++++ Source extract ++++

CleanShot 2026-01-22 at 21 42 05@2x

Favorite font at the moment: Iosevka Term

Demo

$ docker run --rm -it ghcr.io/statico/dotfiles
demouser@987552d4c629:/
〉

A random prompt color is picked at first install. Edit .zshlocal for details.

Installation

  1. curl -sL statico.link/zsh | zsh (redirects to the install.zsh file in this repo)
  2. chsh or otherwise set your shell to use Zsh
  3. Restart your shell

Optionally create a .postinstall with some machine-specific commands, like git config --global user.email "my-work-email@example.com"". You can also create a .vimlocal and .gvimlocal for machine-specific Vim customizations (though I primarily use Neovim now, the Vim config is kept for historical reasons).

Customizing

  • Fork this repo
  • Update install.zsh to point at your own
  • Go nuts

Highlights (or, Why I Use This)

My first boss told me that I should have a digital toolkit -- a set of tools that I keep with me that I can use anywhere. In college I used many different kinds of Unix variants, and so it made sense to build a kit that could bootstrap my environment anywhere. Today, I use macOS, Windows, and various distributions of Linux, and this kit has proven invaluable in getting set up quickly on new hardware and VMs.

++++

#### What needs to be done
Revise the stretch of the dotfiles text from "2. chsh or otherwise" through "I Use This)", putting "Clone" in place of "Fork".

++++ Data under study ++++

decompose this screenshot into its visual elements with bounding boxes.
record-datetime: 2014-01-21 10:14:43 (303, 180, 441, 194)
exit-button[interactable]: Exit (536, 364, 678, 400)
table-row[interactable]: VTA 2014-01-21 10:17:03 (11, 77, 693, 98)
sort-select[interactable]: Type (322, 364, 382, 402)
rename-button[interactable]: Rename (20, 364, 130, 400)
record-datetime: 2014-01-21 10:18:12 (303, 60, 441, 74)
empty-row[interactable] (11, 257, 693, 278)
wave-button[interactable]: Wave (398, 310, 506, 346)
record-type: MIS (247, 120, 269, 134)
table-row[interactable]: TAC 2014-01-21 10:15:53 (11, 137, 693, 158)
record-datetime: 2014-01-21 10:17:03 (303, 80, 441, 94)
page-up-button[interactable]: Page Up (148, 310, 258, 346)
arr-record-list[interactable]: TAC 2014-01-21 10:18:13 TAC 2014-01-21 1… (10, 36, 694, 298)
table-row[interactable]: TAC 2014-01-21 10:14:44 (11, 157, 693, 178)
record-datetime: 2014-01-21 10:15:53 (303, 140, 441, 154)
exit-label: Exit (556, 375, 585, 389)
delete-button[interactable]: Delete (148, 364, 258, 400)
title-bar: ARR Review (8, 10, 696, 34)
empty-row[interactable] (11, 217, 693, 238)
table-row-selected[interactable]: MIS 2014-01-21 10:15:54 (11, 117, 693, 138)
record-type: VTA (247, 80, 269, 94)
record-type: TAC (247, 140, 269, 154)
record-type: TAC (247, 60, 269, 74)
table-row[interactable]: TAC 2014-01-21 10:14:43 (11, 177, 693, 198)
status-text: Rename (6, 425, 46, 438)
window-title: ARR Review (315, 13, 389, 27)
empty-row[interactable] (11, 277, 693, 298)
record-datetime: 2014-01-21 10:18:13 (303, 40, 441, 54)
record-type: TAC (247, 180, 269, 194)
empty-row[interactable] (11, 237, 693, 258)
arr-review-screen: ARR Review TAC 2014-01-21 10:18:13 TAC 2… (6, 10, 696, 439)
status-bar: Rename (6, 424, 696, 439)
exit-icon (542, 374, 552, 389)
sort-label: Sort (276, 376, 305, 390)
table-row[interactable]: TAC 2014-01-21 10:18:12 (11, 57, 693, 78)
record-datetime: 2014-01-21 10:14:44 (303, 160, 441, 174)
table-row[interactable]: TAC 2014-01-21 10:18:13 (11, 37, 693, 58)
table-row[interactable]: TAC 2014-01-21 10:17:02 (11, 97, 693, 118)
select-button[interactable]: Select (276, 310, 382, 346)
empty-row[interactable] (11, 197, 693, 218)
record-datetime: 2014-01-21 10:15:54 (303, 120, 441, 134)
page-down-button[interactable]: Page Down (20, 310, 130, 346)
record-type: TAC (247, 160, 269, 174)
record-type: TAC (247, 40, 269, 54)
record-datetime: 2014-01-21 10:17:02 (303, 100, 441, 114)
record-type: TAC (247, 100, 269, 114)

++++

#### Solution to this problem
2. chsh or otherwise set your shell to use Zsh
  3. Restart your shell

Optionally create a .postinstall with some machine-specific commands, like git config --global user.email "my-work-email@example.com"". You can also create a .vimlocal and .gvimlocal for machine-specific Vim customizations (though I primarily use Neovim now, the Vim config is kept for historical reasons).

Customizing

  • Clone this repo
  • Update install.zsh to point at your own
  • Go nuts

Highlights (or, Why I Use This)